Problem to solve:
Copy out all of the data exactly as it appears.

Records for this task start

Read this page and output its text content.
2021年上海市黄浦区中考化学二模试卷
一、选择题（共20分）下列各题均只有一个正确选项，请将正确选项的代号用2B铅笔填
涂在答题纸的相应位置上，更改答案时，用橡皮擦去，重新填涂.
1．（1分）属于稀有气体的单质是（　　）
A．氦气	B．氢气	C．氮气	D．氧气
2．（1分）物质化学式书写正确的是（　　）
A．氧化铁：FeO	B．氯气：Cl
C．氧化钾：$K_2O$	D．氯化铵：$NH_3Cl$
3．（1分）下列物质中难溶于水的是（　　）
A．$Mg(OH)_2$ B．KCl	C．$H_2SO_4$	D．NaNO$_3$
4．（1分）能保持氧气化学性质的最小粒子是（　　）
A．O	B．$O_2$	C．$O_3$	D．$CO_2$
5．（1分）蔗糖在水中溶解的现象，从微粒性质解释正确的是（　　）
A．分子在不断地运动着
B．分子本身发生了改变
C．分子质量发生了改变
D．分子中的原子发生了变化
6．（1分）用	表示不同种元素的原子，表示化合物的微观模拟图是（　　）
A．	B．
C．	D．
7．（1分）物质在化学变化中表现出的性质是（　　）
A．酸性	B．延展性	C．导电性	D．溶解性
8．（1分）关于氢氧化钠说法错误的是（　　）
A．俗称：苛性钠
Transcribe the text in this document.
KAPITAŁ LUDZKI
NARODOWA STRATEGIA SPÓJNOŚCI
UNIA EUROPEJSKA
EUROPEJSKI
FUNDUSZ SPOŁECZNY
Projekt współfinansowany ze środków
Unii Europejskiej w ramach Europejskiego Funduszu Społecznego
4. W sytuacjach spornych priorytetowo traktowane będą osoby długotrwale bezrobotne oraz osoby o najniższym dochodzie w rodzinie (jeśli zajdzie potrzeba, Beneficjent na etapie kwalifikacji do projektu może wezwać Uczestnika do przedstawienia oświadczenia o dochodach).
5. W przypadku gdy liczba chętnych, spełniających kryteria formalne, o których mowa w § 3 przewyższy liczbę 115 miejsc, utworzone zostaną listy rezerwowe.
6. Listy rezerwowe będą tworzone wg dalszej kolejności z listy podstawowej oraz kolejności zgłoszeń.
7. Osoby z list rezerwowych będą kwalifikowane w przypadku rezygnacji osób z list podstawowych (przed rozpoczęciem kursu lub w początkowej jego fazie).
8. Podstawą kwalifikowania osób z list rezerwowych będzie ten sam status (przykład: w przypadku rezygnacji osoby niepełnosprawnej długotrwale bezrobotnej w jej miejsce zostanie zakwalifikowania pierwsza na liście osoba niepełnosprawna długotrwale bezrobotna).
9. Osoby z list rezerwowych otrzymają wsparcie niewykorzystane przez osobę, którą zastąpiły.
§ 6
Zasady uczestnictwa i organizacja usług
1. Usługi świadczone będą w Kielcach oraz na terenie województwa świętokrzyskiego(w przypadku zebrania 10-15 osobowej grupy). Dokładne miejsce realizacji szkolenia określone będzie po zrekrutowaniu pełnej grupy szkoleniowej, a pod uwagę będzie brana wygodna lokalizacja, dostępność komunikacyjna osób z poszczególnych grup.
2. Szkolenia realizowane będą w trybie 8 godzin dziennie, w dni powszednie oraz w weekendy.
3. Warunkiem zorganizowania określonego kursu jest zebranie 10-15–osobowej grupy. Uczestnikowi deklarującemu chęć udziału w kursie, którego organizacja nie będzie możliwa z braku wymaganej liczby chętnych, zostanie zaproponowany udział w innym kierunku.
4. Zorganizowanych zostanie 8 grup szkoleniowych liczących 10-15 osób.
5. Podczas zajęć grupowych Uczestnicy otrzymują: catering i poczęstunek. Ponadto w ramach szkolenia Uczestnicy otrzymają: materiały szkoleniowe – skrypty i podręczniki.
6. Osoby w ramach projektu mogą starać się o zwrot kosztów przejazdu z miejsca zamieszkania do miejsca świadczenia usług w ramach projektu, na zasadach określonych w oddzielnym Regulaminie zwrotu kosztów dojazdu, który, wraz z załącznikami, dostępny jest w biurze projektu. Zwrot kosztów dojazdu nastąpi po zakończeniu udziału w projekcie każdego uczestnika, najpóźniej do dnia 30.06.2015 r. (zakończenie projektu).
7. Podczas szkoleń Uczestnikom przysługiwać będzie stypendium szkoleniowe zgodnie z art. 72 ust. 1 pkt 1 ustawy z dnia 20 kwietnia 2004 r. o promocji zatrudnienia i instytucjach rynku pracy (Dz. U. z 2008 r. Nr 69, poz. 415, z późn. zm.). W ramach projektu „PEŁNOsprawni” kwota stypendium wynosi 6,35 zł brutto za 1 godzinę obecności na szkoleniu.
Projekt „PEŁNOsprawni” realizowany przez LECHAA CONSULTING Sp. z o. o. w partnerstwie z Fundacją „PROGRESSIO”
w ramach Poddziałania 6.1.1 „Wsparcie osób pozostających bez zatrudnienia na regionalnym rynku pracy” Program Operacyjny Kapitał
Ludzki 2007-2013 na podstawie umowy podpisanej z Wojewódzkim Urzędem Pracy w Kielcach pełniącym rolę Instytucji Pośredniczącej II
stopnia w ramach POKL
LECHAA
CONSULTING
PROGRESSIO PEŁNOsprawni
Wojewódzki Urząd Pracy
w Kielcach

Records for this task end

Answer to this task:
Read this page and output its text content.
2021年上海市黄浦区中考化学二模试卷
一、选择题（共20分）下列各题均只有一个正确选项，请将正确选项的代号用2B铅笔填
涂在答题纸的相应位置上，更改答案时，用橡皮擦去，重新填涂.
1．（1分）属于稀有气体的单质是（　　）
A．氦气	B．氢气	C．氮气	D．氧气
2．（1分）物质化学式书写正确的是（　　）
A．氧化铁：FeO	B．氯气：Cl
C．氧化钾：$K_2O$	D．氯化铵：$NH_3Cl$
3．（1分）下列物质中难溶于水的是（　　）
A．$Mg(OH)_2$ B．KCl	C．$H_2SO_4$	D．NaNO$_3$
4．（1分）能保持氧气化学性质的最小粒子是（　　）
A．O	B．$O_2$	C．$O_3$	D．$CO_2$
5．（1分）蔗糖在水中溶解的现象，从微粒性质解释正确的是（　　）
A．分子在不断地运动着
B．分子本身发生了改变
C．分子质量发生了改变
D．分子中的原子发生了变化
6．（1分）用	表示不同种元素的原子，表示化合物的微观模拟图是（　　）
A．	B．
C．	D．
7．（1分）物质在化学变化中表现出的性质是（　　）
A．酸性	B．延展性	C．导电性	D．溶解性
8．（1分）关于氢氧化钠说法错误的是（　　）
A．俗称：苛性钠
Transcribe the text in this document.
KAPITAŁ LUDZKI
NARODOWA STRATEGIA SPÓJNOŚCI
UNIA EUROPEJSKA
EUROPEJSKI
FUNDUSZ SPOŁECZNY
Projekt współfinansowany ze środków
Unii Europejskiej w ramach Europejskiego Funduszu Społecznego
4. W sytuacjach spornych priorytetowo traktowane będą osoby długotrwale bezrobotne oraz osoby o najniższym dochodzie w rodzinie (jeśli zajdzie potrzeba, Beneficjent na etapie kwalifikacji do projektu może wezwać Uczestnika do przedstawienia oświadczenia o dochodach).
5. W przypadku gdy liczba chętnych, spełniających kryteria formalne, o których mowa w § 3 przewyższy liczbę 115 miejsc, utworzone zostaną listy rezerwowe.
6. Listy rezerwowe będą tworzone wg dalszej kolejności z listy podstawowej oraz kolejności zgłoszeń.
7. Osoby z list rezerwowych będą kwalifikowane w przypadku rezygnacji osób z list podstawowych (przed rozpoczęciem kursu lub w początkowej jego fazie).
8. Podstawą kwalifikowania osób z list rezerwowych będzie ten sam status (przykład: w przypadku rezygnacji osoby niepełnosprawnej długotrwale bezrobotnej w jej miejsce zostanie zakwalifikowania pierwsza na liście osoba niepełnosprawna długotrwale bezrobotna).
9. Osoby z list rezerwowych otrzymają wsparcie niewykorzystane przez osobę, którą zastąpiły.
§ 6
Zasady uczestnictwa i organizacja usług
1. Usługi świadczone będą w Kielcach oraz na terenie województwa świętokrzyskiego(w przypadku zebrania 10-15 osobowej grupy). Dokładne miejsce realizacji szkolenia określone będzie po zrekrutowaniu pełnej grupy szkoleniowej, a pod uwagę będzie brana wygodna lokalizacja, dostępność komunikacyjna osób z poszczególnych grup.
2. Szkolenia realizowane będą w trybie 8 godzin dziennie, w dni powszednie oraz w weekendy.
3. Warunkiem zorganizowania określonego kursu jest zebranie 10-15–osobowej grupy. Uczestnikowi deklarującemu chęć udziału w kursie, którego organizacja nie będzie możliwa z braku wymaganej liczby chętnych, zostanie zaproponowany udział w innym kierunku.
4. Zorganizowanych zostanie 8 grup szkoleniowych liczących 10-15 osób.
5. Podczas zajęć grupowych Uczestnicy otrzymują: catering i poczęstunek. Ponadto w ramach szkolenia Uczestnicy otrzymają: materiały szkoleniowe – skrypty i podręczniki.
6. Osoby w ramach projektu mogą starać się o zwrot kosztów przejazdu z miejsca zamieszkania do miejsca świadczenia usług w ramach projektu, na zasadach określonych w oddzielnym Regulaminie zwrotu kosztów dojazdu, który, wraz z załącznikami, dostępny jest w biurze projektu. Zwrot kosztów dojazdu nastąpi po zakończeniu udziału w projekcie każdego uczestnika, najpóźniej do dnia 30.06.2015 r. (zakończenie projektu).
7. Podczas szkoleń Uczestnikom przysługiwać będzie stypendium szkoleniowe zgodnie z art. 72 ust. 1 pkt 1 ustawy z dnia 20 kwietnia 2004 r. o promocji zatrudnienia i instytucjach rynku pracy (Dz. U. z 2008 r. Nr 69, poz. 415, z późn. zm.). W ramach projektu „PEŁNOsprawni” kwota stypendium wynosi 6,35 zł brutto za 1 godzinę obecności na szkoleniu.
Projekt „PEŁNOsprawni” realizowany przez LECHAA CONSULTING Sp. z o. o. w partnerstwie z Fundacją „PROGRESSIO”
w ramach Poddziałania 6.1.1 „Wsparcie osób pozostających bez zatrudnienia na regionalnym rynku pracy” Program Operacyjny Kapitał
Ludzki 2007-2013 na podstawie umowy podpisanej z Wojewódzkim Urzędem Pracy w Kielcach pełniącym rolę Instytucji Pośredniczącej II
stopnia w ramach POKL
LECHAA
CONSULTING
PROGRESSIO PEŁNOsprawni
Wojewódzki Urząd Pracy
w Kielcach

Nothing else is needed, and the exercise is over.